[[ Extract provided, beginning ]]
Horizontal disparity tuning curves and the fitted Gabor functions for four additional cells. The other conventions are the same as seen in Figure 2. The amplitude ratios for these cells are 0.07, 0.15, 0.46, and 0.43, respectively.
- Figure 4.
Disparity discriminability across the whole population of V4 cells analyzed (n = 115). The center panel depicts a scatter plot of DDI to cRDS on the horizontal axis and DDI to aRDS on the vertical axis. Cells displaying statistically significant disparity modulation to cRDS are plotted in black (Kruskal-Wallis; p < 0.05). The dashed diagonal line indicates the level of no difference in disparity discriminability regardless of whether the RDS is correlated or anticorrelated. The top and right histograms exhibit the distribution of DDI from the same data set. The top right histogram shows the distribution of DDI differences between correlated and anticorrelated conditions, with positive values representing reduced discriminability to an aRDS.
- Figure 5.
Quality of the Gabor function fit. A, The goodness-of-fit, R2, for cRDS on the horizontal axis and for aRDS on the vertical axis is shown for all cells subject to the Gabor function fit. The dotted lines represent the borders of the criterion, R2 > 0.6, for subsequent data analysis of Gabor function parameters. B, C, Horizontal disparity tuning curves and the fitted Gabor functions of two poorly fit cells are shown. The labeling conventions are the same as seen in Figure 2.
- Figure 6.
Quantitative analysis of the tuning curve profiles. A, Gabor amplitude ratio is plotted against the phase difference between the disparity tunings to cRDS and aRDS for V4 neurons (n=59). The open square indicates where the plot would lie if the responses were perfectly described by the disparity energy model(Ohzawa et al., 1990). The distributions of phase differences and amplitude ratios are plotted in the top and right histograms, respectively. Filled symbols represent cells that have significant disparity sensitivity to both cRDS and aRDS (Kruskal-Wallis test; p < 0.05). B, The same plots for V1 neurons (n = 72) studied by Cumming and Parker (1997).
[[ Extract provided, end ]]
[[ Information, beginning ]]
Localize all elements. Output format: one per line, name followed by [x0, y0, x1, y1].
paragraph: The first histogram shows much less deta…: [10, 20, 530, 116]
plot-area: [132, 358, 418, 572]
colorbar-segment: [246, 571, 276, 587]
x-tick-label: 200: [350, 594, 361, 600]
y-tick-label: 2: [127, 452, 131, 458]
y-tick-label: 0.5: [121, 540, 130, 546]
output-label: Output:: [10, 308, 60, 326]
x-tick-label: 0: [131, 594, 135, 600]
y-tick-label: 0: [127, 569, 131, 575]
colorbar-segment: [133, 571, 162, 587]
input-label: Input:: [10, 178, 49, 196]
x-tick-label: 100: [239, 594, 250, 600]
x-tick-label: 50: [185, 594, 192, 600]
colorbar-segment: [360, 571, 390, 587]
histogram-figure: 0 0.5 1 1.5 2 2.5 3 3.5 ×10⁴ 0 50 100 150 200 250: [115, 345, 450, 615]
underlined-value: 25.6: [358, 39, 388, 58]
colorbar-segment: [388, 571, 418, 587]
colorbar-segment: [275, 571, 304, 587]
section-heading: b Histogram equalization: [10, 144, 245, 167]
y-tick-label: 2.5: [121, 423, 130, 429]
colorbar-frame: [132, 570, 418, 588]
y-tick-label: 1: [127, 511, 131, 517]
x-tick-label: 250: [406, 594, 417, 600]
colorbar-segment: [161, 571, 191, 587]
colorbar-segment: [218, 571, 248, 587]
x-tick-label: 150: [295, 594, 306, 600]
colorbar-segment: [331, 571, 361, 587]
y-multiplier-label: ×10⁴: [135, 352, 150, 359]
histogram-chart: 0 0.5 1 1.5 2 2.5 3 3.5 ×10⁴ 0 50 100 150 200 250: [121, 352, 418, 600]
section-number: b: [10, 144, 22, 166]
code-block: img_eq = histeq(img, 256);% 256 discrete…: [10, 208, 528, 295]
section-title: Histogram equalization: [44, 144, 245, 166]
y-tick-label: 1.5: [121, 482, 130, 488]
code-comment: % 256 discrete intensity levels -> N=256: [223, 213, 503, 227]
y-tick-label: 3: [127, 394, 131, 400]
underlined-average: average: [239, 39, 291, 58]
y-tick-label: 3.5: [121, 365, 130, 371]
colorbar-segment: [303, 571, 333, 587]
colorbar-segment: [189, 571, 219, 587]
[[ Information, end ]]
» Work request 1
According to the V4 disparity captions, what goodness-of-fit criterion did a cell have to meet before its Gabor function parameters were used in subsequent analysis?
» Work request 2
Reproduce the V4 disparity captions between "Disparity discriminability across" and "- Figure 5.", inclusive.
» Work request 3
Carry on writing the V4 disparity captions, picking up after their final sentence.
The listing plays no part in the tasks.

» Final answer 1
R2 > 0.6

» Final answer 2
Disparity discriminability across the whole population of V4 cells analyzed (n = 115). The center panel depicts a scatter plot of DDI to cRDS on the horizontal axis and DDI to aRDS on the vertical axis. Cells displaying statistically significant disparity modulation to cRDS are plotted in black (Kruskal-Wallis; p < 0.05). The dashed diagonal line indicates the level of no difference in disparity discriminability regardless of whether the RDS is correlated or anticorrelated. The top and right histograms exhibit the distribution of DDI from the same data set. The top right histogram shows the distribution of DDI differences between correlated and anticorrelated conditions, with positive values representing reduced discriminability to an aRDS.
- Figure 5.

» Final answer 3
- Figure 7.
A, The amplitude ratio calculated from the fitted Gabor function is plotted against the modulation ratio calculated from peak-to-trough of the raw mean responses. B, The amplitude of the fitted Gabor function is plotted against the peak-to-trough modulation of the raw mean responses for cRDS disparity tuning. C, The amplitude of the fitted Gabor function is plotted against the peak-to-trough modulation of the raw mean responses for aRDS disparity tuning. D, Histogram of the minimum mean responses to aRDS is plotted.
- Figure 8.
The width of 95% confidence interval of the phase difference is plotted against the estimated value of the phase difference. Data for cells with confidence ranges >2π are plotted on the ceiling. Filled symbols represent cells that have significant disparity sensitivity to both cRDS and aRDS (Kruskal-Wallis test; p < 0.05).
- Figure 9.
Temporal profile of responses of V4 neurons. A, Average normalized PSTHs of cells with tuning curves that were fit to a Gabor function are plotted as a function of time from stimulus onset. Thick solid and thick dashed lines represent the responses to cRDS at preferred and nonpreferred disparities, respectively. Thin solid and thin dotted lines indicate the responses at the same disparities, with anticorrelated RDS. The inset indicates the line styles and the corresponding responses in a disparity tuning curve. B, The amplitude ratio is plotted against the response latency. The population of cells is the same as in A.